WORK TO COMPLETE: Search the material below for the string "Lista" and extract each line that has it.

Recorded data:

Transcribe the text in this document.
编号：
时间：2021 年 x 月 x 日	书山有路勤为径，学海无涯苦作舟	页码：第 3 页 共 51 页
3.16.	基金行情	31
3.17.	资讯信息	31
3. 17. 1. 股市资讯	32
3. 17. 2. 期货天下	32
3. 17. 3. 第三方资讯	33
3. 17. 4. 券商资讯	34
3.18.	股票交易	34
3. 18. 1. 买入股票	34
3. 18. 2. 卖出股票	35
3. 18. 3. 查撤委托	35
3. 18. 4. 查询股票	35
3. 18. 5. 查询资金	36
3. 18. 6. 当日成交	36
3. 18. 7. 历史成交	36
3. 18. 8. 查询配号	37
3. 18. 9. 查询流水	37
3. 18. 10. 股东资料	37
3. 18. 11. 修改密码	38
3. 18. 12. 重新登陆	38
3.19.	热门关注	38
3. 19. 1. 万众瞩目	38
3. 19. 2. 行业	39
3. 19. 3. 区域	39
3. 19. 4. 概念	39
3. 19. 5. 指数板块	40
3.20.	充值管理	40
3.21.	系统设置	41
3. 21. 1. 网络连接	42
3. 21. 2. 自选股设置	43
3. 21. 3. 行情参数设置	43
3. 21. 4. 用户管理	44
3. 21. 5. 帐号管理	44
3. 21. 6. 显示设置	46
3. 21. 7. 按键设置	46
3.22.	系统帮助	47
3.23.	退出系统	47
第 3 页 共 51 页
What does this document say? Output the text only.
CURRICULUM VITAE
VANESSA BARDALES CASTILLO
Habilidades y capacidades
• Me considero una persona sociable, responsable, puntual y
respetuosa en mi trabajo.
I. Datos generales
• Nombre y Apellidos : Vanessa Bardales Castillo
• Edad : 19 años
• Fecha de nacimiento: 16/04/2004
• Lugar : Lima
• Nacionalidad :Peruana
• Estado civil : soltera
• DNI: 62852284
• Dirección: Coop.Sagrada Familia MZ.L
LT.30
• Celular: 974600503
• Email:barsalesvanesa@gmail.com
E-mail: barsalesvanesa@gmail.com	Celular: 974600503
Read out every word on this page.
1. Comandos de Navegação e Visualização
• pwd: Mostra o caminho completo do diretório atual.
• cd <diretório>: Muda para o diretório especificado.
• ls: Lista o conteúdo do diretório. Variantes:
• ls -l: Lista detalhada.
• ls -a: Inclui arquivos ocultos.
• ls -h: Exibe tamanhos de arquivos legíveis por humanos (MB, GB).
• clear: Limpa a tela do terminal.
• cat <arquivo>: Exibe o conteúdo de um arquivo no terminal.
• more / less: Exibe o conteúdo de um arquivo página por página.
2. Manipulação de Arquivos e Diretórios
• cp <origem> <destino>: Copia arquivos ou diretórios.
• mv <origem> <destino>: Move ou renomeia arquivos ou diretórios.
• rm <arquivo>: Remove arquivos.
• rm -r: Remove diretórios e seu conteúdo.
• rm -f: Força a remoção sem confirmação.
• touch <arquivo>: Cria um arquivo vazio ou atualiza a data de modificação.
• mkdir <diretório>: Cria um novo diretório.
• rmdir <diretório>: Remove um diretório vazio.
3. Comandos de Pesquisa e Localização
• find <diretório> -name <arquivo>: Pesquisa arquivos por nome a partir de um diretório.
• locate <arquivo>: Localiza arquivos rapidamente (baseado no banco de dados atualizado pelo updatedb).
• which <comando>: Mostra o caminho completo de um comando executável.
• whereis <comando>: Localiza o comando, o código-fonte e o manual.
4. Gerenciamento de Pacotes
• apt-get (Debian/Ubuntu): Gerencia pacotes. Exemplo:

OUTPUT OF THE TASK:
• ls: Lista o conteúdo do diretório. Variantes:
• ls -l: Lista detalhada.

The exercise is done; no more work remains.